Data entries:
· · · · · · ·
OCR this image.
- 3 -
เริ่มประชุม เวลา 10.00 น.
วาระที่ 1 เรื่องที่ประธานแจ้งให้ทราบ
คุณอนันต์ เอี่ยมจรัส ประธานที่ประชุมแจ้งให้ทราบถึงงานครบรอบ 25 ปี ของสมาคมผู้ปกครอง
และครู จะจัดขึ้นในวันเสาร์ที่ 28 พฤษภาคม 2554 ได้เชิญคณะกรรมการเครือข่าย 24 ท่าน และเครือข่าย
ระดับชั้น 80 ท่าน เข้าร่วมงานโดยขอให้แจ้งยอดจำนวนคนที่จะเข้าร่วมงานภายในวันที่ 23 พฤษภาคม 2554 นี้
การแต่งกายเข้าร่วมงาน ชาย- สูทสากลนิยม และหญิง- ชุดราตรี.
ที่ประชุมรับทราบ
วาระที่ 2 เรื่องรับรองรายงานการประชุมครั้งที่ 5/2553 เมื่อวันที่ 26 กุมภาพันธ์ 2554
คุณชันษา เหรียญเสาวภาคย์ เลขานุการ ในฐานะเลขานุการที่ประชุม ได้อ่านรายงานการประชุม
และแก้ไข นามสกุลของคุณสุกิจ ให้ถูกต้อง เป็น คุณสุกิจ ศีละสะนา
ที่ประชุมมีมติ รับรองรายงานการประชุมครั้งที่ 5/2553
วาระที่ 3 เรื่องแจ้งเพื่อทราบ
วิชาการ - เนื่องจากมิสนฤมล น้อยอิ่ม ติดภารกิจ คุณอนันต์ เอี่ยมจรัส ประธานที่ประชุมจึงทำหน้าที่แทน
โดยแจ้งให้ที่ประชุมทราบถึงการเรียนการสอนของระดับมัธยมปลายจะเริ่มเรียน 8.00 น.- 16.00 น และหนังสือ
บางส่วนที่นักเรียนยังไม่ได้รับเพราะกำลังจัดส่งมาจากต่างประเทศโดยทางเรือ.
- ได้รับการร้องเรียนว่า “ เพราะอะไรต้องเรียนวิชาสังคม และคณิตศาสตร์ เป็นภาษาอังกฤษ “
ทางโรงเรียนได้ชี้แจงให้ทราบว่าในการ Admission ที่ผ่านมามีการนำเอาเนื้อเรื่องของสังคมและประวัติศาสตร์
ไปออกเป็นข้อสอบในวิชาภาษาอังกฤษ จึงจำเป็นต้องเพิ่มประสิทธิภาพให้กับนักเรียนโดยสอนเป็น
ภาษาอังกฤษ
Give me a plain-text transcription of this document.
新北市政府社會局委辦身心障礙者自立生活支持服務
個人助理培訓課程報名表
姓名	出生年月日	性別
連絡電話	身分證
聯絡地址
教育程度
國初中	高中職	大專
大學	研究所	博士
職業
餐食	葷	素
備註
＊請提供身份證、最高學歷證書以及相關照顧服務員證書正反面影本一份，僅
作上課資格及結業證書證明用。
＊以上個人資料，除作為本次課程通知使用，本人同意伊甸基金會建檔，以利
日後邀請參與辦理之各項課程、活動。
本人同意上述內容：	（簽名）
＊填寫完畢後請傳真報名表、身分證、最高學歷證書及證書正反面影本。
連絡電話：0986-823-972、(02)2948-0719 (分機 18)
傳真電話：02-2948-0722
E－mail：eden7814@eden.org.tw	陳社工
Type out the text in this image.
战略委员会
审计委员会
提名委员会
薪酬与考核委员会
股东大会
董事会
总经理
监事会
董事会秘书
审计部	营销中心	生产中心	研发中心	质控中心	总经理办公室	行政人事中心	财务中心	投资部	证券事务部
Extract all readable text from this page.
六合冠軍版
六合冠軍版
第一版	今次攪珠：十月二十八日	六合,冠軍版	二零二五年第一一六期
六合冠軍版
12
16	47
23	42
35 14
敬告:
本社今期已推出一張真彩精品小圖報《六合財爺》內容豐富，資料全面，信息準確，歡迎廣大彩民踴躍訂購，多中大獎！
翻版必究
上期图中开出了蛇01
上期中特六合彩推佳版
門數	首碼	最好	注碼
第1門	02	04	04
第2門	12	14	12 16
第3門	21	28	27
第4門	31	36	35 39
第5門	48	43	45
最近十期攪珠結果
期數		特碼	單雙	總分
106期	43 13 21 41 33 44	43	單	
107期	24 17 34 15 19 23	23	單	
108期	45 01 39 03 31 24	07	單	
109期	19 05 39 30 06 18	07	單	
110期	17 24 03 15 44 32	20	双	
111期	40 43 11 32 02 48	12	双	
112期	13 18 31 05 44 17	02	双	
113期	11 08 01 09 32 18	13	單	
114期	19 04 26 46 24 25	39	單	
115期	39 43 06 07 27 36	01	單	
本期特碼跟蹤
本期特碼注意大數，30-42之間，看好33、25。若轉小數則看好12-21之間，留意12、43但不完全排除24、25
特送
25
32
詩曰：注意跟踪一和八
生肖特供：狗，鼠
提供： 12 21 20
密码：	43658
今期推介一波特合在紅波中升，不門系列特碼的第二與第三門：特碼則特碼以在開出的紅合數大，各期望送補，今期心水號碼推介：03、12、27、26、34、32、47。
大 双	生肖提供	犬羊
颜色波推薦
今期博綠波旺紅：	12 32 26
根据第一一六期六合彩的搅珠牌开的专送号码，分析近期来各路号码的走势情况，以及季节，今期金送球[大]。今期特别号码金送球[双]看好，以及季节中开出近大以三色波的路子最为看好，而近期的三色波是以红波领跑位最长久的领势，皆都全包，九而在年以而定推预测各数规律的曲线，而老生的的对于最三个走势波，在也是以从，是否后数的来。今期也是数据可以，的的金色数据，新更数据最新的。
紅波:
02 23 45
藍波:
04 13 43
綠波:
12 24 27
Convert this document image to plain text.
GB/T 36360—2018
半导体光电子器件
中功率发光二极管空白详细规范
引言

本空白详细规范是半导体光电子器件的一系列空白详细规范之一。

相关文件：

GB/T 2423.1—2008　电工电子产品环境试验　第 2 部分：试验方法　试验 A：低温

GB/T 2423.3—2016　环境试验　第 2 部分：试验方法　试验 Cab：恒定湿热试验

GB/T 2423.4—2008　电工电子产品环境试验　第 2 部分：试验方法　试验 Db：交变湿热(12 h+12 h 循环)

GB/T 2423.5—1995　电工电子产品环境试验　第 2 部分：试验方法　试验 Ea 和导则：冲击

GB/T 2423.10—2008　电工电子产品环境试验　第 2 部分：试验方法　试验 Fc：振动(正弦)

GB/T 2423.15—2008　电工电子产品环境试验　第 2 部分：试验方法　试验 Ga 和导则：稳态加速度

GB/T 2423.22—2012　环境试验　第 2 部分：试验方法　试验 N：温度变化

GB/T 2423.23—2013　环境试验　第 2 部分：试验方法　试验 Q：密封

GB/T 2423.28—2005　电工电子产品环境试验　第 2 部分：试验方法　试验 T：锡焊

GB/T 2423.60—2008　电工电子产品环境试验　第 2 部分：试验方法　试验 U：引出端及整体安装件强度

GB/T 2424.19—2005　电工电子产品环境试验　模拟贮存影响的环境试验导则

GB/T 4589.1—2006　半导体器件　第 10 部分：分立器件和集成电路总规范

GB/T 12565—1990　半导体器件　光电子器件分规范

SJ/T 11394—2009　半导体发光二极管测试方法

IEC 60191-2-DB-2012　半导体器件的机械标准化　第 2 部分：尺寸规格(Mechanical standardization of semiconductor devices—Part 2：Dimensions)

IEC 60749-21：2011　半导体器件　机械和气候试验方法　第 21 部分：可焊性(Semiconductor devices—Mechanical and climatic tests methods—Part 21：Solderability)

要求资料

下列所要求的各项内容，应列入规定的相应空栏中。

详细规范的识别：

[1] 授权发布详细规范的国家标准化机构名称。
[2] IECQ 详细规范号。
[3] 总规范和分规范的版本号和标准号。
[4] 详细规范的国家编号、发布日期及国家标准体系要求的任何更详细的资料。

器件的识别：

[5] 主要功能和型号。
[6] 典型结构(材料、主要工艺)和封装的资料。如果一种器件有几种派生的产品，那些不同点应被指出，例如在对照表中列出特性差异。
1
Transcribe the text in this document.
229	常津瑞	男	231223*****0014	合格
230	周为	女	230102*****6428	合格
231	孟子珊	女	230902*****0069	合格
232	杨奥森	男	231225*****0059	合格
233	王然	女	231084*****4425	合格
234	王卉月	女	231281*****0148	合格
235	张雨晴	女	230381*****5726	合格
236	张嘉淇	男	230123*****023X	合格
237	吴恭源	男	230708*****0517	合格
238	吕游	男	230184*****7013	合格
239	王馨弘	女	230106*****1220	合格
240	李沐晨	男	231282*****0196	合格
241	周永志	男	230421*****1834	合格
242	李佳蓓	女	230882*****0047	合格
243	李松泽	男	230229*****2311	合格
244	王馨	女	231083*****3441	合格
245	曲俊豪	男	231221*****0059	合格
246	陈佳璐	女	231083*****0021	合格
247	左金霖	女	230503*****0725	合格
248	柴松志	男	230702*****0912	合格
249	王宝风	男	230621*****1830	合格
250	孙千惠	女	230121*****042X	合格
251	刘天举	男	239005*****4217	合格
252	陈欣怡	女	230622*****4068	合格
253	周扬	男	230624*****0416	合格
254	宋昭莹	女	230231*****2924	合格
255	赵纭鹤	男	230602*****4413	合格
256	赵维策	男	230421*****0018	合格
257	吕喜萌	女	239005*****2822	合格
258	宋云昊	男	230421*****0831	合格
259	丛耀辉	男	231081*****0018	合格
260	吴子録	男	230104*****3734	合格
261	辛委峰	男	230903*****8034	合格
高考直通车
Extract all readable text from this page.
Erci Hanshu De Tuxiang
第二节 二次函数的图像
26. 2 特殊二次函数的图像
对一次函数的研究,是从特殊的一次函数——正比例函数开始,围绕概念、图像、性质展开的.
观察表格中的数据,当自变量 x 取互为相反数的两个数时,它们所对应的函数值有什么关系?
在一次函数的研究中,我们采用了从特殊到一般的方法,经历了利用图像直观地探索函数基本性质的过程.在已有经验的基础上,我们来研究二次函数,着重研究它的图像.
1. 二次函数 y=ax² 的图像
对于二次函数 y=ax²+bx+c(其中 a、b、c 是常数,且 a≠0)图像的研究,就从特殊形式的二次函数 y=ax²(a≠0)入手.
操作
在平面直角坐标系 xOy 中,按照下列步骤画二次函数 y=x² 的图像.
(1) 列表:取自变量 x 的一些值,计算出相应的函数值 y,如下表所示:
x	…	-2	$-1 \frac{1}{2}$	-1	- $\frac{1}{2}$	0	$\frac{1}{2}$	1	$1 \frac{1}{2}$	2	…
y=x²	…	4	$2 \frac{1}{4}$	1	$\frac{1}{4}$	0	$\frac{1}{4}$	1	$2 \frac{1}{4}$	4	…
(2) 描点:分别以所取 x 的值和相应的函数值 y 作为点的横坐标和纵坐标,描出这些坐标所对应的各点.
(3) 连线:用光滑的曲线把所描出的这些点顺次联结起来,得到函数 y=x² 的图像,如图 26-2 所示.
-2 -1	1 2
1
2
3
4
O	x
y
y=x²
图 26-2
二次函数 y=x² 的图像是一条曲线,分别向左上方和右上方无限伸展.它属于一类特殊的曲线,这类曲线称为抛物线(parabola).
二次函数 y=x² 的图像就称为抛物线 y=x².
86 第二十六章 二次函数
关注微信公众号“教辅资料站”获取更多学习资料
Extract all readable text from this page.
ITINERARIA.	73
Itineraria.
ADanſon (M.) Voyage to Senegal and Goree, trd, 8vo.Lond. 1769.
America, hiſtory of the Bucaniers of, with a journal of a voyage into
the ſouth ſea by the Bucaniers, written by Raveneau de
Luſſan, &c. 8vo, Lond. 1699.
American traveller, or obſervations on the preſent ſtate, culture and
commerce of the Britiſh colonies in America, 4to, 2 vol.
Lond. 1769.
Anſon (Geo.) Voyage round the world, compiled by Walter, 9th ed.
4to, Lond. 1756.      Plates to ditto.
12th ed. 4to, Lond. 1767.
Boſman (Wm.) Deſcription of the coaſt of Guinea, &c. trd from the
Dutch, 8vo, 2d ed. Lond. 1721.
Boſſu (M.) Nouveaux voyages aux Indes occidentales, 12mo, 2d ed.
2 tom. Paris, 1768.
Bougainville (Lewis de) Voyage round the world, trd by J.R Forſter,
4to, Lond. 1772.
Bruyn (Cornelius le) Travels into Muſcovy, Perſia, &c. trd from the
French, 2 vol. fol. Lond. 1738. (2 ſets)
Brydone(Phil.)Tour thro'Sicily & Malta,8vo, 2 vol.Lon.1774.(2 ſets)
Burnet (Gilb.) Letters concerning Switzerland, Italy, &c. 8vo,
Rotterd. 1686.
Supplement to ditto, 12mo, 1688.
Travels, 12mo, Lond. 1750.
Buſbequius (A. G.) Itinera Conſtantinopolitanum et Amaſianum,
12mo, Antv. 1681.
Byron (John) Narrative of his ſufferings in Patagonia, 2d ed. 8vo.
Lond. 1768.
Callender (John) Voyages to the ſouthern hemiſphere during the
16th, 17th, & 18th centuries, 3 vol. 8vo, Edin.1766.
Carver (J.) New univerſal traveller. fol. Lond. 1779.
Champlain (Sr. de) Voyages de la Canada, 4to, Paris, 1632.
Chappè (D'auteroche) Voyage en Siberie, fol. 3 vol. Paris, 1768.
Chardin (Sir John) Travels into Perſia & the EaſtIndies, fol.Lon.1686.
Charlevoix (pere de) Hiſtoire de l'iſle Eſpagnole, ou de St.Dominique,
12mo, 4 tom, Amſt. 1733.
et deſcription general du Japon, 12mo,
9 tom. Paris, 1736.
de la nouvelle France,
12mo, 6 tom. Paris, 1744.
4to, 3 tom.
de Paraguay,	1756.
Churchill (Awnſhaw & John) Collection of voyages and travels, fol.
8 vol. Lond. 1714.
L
· · · · · · ·
Task directions:
Give only the count of lines in the data that include the string "world".

The answer:
2